To do: Extract from the listing each line in which the word "Session" appears.

Stored records:
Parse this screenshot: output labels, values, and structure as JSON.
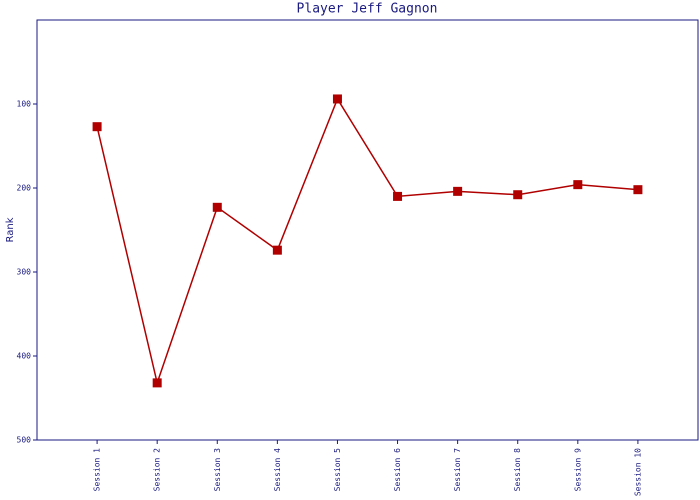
{
  "chart_data": {
    "type": "line",
    "title": "Player Jeff Gagnon",
    "y_label": "Rank",
    "categories": [
      "Session 1",
      "Session 2",
      "Session 3",
      "Session 4",
      "Session 5",
      "Session 6",
      "Session 7",
      "Session 8",
      "Session 9",
      "Session 10"
    ],
    "series": [
      {
        "name": "Rank",
        "color": "#b00000",
        "values": [
          127,
          432,
          223,
          274,
          94,
          210,
          204,
          208,
          196,
          202
        ]
      }
    ],
    "ylim": [
      0,
      500
    ],
    "yticks": [
      100,
      200,
      300,
      400,
      500
    ],
    "y_inverted": true,
    "axis_color": "#1a1a80"
  }
}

Response:
      "Session 1",
      "Session 2",
      "Session 3",
      "Session 4",
      "Session 5",
      "Session 6",
      "Session 7",
      "Session 8",
      "Session 9",
      "Session 10"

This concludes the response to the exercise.